Find and return each line containing "años".

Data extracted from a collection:
<<<<
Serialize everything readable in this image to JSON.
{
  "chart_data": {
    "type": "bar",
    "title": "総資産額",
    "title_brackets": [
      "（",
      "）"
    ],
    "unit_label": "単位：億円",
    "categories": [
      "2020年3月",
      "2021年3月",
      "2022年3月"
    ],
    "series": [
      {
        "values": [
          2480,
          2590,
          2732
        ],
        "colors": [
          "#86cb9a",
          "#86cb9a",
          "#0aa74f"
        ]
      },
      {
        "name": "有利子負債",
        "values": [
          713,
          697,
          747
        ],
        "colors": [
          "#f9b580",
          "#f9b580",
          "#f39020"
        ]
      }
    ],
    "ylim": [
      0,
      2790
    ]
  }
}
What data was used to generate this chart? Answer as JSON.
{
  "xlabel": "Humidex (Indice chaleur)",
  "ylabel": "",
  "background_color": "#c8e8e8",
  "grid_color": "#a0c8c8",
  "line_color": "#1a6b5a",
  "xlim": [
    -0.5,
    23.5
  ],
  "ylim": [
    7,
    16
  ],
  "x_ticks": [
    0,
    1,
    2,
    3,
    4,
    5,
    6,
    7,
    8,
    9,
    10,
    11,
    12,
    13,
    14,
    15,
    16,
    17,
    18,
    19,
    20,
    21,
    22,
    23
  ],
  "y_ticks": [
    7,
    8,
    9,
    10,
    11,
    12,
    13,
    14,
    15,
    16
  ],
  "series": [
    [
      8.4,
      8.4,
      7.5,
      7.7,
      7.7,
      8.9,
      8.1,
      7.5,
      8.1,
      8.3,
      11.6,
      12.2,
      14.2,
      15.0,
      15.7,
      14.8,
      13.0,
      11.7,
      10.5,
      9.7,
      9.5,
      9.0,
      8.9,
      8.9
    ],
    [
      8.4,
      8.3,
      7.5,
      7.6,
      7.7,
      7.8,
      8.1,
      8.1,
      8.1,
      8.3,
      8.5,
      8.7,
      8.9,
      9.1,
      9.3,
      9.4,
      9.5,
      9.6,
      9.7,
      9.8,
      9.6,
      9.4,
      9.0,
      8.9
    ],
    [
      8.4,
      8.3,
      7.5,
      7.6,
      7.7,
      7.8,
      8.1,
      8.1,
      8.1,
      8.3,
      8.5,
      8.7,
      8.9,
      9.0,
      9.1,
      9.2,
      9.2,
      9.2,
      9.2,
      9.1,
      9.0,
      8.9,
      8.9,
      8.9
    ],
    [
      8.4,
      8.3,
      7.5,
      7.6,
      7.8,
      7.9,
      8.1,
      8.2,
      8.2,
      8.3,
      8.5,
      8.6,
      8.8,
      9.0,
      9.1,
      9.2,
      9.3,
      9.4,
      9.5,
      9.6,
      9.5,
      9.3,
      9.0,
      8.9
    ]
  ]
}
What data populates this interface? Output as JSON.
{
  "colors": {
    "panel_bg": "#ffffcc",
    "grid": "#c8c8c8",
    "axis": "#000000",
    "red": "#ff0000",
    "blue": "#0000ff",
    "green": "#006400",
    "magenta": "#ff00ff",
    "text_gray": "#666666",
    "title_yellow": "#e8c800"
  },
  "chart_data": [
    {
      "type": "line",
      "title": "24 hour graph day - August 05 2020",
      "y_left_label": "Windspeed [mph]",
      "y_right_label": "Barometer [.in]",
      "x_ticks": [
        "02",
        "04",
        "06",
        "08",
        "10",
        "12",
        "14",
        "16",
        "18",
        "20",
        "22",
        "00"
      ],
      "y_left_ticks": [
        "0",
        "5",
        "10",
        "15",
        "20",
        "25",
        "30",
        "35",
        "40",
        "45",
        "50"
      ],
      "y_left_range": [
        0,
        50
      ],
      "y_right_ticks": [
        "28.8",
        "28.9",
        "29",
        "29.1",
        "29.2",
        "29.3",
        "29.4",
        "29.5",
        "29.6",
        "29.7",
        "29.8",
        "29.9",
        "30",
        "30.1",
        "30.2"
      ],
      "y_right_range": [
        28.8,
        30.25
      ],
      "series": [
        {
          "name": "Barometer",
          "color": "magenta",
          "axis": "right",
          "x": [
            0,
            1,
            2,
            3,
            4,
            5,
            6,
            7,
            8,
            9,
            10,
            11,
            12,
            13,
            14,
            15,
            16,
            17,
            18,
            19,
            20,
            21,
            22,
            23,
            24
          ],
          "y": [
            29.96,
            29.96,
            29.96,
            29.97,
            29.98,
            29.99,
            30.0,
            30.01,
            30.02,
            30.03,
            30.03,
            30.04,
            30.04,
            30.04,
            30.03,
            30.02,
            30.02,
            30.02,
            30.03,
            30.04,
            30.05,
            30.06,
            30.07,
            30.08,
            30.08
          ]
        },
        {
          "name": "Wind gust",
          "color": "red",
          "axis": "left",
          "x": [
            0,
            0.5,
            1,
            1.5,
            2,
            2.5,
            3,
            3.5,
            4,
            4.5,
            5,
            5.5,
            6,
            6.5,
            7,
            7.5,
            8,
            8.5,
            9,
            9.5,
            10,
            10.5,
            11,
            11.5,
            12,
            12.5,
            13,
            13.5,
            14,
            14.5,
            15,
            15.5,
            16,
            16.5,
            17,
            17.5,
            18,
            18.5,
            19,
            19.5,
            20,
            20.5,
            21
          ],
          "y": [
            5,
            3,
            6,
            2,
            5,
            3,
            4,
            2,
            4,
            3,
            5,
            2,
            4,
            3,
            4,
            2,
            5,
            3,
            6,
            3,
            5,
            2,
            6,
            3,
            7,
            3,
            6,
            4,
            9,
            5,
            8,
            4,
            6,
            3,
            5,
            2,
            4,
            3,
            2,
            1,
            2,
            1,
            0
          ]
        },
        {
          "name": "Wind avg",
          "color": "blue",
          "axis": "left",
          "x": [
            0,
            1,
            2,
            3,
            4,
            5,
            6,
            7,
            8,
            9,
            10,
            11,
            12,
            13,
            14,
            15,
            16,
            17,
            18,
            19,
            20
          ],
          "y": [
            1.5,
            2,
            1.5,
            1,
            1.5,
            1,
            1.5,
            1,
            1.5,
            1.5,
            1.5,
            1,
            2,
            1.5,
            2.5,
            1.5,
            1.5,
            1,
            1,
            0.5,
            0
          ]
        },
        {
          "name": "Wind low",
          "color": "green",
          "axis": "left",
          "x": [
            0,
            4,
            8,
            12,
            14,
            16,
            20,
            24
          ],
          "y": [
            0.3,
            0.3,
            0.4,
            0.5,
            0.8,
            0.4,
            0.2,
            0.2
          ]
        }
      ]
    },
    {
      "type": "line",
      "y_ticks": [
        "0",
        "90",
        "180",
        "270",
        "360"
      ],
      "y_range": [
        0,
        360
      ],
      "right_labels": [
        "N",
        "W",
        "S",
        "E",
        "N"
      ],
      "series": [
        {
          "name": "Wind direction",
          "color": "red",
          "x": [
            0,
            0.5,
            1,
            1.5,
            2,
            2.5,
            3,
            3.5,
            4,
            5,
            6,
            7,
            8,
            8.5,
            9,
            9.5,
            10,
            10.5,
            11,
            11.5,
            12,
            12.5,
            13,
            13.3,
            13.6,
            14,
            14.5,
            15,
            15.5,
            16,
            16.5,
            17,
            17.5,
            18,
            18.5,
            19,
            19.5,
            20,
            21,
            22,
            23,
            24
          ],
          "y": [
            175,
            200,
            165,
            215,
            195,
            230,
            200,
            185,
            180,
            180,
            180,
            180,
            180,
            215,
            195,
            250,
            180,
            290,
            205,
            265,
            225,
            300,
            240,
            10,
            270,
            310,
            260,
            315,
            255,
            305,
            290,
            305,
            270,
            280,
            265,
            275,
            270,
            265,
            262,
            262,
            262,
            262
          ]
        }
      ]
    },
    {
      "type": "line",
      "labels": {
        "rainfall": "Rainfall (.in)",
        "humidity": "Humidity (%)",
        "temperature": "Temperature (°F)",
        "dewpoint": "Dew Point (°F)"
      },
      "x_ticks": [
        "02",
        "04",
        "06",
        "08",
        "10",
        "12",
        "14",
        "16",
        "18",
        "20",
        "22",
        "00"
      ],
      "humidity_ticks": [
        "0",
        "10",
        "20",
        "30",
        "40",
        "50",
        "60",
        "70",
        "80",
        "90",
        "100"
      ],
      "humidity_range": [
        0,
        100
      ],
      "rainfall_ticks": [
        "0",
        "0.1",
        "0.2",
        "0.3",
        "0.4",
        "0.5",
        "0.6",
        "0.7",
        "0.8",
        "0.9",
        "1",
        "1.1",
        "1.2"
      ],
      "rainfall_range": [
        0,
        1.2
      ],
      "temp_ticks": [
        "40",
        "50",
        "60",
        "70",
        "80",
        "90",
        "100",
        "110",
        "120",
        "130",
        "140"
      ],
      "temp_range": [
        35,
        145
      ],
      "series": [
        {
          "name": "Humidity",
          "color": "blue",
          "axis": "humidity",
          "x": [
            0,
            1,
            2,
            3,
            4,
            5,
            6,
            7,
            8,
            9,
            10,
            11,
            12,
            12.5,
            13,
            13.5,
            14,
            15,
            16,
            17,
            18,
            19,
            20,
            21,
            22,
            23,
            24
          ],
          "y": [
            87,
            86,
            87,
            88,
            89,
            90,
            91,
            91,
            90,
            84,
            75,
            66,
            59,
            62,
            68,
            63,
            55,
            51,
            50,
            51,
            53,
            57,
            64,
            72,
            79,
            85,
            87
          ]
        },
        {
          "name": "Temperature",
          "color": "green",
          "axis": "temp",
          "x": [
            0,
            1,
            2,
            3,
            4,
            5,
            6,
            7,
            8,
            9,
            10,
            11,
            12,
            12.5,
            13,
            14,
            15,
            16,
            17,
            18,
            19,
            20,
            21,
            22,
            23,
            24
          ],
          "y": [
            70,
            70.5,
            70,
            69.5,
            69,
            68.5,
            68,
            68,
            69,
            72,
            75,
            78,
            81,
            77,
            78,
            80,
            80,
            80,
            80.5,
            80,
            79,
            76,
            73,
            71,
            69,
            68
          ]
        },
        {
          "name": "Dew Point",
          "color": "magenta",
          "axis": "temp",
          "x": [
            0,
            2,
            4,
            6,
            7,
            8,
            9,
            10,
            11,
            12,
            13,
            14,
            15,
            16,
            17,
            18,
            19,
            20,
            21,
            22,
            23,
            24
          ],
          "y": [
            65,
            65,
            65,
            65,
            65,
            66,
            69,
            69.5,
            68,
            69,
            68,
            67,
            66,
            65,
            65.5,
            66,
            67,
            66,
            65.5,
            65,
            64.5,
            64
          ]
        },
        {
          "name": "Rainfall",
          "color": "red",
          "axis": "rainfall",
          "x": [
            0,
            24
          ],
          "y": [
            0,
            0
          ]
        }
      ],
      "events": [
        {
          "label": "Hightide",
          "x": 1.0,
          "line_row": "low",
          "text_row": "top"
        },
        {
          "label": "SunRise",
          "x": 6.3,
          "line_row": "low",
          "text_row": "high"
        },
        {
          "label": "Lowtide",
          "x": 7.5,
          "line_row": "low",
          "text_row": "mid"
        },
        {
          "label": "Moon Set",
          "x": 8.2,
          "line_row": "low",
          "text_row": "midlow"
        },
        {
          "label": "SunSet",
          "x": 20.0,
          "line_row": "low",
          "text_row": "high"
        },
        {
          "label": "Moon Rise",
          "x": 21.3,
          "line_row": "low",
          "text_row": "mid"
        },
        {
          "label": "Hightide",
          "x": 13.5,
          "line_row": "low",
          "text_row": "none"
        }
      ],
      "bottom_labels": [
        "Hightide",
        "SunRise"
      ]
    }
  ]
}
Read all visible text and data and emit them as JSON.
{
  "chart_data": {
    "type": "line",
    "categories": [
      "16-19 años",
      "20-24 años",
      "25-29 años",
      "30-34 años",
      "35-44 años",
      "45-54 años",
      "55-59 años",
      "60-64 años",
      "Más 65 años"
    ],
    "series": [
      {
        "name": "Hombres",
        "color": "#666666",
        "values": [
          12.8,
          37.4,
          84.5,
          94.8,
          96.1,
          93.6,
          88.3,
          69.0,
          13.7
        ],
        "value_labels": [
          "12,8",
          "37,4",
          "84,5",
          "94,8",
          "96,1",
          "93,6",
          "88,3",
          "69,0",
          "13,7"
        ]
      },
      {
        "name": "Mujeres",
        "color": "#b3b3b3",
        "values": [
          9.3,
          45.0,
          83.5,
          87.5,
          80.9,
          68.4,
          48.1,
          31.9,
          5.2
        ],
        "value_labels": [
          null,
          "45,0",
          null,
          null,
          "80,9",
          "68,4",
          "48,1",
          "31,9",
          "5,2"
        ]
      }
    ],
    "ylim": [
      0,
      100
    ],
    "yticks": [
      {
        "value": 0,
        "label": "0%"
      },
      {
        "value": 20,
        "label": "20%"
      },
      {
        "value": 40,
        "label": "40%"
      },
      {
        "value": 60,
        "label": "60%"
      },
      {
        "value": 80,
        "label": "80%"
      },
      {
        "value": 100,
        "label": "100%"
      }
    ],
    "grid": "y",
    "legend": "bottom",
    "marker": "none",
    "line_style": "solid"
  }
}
>>>>
> [Expected answer]:
      "16-19 años",
      "20-24 años",
      "25-29 años",
      "30-34 años",
      "35-44 años",
      "45-54 años",
      "55-59 años",
      "60-64 años",
      "Más 65 años"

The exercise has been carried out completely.